> Goal:
List, from the lines below, each one with "learning" in it.

Collection entries:

◇ ◇ ◇

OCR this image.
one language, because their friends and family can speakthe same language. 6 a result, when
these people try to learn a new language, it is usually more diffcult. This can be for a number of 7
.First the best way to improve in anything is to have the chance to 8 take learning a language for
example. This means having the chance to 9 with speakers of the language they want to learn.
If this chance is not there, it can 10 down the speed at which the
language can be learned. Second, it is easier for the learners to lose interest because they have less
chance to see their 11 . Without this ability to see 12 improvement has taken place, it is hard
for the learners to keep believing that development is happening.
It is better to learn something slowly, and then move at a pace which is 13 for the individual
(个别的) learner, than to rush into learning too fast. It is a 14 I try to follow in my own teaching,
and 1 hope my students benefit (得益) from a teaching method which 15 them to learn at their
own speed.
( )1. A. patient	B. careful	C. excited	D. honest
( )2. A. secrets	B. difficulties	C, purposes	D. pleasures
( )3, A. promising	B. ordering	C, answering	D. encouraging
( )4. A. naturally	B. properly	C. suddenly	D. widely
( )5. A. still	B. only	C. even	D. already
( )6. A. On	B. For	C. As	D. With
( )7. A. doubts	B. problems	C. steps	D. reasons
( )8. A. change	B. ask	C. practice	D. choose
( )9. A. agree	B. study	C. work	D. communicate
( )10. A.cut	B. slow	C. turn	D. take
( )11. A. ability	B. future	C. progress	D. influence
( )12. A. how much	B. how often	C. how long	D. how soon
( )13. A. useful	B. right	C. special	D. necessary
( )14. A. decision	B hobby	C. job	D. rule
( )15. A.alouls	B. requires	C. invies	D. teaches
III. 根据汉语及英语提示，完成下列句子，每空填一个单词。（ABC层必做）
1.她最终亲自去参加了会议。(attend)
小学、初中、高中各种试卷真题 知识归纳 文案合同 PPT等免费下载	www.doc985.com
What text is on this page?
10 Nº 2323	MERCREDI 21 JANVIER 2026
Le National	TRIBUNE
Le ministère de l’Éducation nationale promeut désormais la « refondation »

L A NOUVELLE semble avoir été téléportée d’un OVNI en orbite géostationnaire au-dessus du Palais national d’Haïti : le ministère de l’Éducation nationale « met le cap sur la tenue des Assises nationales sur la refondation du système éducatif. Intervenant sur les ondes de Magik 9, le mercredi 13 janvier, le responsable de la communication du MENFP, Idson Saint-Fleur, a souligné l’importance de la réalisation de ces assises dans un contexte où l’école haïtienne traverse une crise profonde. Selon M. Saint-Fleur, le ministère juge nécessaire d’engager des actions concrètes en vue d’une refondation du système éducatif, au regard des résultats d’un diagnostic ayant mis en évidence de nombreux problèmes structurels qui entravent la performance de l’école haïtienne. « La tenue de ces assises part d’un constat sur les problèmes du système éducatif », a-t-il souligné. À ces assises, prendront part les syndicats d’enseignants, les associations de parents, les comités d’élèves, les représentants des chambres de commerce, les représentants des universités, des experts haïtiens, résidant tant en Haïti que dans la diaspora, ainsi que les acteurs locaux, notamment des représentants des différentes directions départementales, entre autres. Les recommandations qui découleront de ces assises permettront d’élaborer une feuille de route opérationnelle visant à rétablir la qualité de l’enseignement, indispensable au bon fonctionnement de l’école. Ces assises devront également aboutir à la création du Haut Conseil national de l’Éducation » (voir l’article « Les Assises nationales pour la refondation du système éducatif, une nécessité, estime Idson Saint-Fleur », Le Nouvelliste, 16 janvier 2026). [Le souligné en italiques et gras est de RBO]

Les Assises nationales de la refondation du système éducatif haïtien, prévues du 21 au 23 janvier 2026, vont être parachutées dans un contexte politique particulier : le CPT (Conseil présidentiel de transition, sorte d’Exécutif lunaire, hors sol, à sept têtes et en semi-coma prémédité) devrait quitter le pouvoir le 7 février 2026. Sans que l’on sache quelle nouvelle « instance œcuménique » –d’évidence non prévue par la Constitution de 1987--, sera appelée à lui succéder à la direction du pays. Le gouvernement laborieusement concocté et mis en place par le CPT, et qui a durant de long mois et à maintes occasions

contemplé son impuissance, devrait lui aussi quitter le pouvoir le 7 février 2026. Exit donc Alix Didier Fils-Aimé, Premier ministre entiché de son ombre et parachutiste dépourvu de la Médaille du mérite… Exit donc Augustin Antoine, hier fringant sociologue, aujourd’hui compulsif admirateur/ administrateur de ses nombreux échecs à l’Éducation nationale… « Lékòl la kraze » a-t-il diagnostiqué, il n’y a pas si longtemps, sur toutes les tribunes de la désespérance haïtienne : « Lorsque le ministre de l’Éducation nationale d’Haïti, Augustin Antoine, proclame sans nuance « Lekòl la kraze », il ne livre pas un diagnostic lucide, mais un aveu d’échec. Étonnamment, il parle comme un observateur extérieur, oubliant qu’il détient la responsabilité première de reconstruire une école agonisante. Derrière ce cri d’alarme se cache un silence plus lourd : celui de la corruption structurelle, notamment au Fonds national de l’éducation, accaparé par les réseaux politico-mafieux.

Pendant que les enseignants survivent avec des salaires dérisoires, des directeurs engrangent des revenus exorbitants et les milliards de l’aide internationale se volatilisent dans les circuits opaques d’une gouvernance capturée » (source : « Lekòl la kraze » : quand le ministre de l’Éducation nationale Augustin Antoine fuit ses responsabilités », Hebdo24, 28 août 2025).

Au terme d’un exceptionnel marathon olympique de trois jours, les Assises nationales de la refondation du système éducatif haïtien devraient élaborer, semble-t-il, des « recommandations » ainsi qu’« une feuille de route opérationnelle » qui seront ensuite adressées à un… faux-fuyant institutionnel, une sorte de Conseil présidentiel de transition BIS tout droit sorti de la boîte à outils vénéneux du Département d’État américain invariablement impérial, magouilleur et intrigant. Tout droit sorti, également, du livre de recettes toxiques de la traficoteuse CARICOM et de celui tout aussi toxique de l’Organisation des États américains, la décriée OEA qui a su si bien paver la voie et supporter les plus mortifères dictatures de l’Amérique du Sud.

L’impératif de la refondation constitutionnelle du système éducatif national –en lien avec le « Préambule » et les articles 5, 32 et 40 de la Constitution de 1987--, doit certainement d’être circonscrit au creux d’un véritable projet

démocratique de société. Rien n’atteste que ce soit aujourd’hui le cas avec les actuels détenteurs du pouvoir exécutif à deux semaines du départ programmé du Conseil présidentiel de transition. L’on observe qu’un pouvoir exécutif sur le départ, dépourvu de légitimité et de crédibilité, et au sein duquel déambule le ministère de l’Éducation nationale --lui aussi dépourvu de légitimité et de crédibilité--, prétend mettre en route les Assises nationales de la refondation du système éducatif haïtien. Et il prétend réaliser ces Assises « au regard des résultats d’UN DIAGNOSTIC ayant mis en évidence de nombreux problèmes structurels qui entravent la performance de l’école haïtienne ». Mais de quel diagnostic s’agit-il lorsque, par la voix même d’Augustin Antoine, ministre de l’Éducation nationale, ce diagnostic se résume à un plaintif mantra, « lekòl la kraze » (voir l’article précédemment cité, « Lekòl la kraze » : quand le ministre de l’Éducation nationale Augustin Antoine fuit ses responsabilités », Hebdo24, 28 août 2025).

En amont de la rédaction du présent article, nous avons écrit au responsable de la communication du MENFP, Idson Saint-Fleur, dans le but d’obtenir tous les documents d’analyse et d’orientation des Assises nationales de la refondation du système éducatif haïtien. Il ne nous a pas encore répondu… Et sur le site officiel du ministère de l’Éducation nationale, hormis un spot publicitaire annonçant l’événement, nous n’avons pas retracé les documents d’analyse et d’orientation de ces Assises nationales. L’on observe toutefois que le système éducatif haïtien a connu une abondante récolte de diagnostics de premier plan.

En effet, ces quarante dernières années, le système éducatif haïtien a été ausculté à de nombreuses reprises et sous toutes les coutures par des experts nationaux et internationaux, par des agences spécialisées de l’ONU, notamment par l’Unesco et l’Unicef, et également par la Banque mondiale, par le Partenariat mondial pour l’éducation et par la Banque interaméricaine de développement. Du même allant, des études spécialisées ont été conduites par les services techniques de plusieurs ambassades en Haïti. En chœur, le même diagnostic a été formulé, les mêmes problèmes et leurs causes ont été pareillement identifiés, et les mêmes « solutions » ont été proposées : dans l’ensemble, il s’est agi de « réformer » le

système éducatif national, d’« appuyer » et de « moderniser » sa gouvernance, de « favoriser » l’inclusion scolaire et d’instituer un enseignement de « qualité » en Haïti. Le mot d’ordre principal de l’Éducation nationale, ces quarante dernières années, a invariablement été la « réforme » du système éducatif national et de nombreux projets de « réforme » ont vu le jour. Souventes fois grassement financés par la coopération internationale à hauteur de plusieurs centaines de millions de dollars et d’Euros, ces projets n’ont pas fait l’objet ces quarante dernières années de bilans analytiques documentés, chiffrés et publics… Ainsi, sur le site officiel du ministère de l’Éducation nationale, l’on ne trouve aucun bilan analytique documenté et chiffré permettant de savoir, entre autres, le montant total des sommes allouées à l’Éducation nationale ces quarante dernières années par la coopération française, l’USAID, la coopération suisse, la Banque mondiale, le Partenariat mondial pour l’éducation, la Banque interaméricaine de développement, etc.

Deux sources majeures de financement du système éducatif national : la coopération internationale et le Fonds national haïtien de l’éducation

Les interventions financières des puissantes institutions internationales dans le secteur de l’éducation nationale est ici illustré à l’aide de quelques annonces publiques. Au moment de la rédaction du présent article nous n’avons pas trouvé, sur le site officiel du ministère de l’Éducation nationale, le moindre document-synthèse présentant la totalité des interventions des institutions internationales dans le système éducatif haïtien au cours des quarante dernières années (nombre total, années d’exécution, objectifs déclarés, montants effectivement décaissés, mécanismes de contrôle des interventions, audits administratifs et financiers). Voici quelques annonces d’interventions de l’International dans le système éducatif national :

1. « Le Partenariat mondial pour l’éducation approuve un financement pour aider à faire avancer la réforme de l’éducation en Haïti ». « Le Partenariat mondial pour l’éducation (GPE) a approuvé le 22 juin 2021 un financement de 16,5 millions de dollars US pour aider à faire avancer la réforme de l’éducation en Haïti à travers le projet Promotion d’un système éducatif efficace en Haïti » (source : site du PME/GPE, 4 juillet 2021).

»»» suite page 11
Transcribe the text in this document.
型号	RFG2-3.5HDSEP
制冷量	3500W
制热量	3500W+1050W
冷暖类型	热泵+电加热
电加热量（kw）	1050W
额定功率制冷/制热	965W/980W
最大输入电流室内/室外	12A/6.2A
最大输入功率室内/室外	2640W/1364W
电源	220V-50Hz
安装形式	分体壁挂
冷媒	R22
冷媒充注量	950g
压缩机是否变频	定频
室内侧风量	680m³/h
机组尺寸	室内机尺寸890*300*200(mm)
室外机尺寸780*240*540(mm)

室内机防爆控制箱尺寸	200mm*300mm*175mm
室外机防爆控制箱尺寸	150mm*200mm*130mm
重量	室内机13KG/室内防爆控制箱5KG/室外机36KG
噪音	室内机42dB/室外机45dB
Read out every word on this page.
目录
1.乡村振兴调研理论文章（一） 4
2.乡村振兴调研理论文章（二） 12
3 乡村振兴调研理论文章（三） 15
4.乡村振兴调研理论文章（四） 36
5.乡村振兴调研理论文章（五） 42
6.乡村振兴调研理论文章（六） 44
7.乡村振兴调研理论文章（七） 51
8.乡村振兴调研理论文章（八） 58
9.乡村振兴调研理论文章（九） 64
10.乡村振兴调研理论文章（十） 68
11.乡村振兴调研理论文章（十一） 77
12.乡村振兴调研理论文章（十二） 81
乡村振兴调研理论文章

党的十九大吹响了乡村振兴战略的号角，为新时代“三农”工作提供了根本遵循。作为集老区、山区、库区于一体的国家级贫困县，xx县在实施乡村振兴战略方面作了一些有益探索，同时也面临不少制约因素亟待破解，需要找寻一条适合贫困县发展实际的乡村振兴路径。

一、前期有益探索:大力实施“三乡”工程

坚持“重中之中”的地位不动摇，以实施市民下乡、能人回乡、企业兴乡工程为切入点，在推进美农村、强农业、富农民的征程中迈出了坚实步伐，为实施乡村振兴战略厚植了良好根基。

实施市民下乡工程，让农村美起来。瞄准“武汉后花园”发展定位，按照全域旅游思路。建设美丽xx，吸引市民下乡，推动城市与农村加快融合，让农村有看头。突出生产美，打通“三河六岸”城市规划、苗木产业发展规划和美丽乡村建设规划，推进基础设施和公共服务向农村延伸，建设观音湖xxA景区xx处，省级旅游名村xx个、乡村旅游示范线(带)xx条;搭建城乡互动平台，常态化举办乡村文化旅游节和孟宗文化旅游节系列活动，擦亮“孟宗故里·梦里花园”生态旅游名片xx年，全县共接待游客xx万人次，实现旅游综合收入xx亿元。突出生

◇ ◇ ◇

> Correct answer:
.First the best way to improve in anything is to have the chance to 8 take learning a language for
(个别的) learner, than to rush into learning too fast. It is a 14 I try to follow in my own teaching,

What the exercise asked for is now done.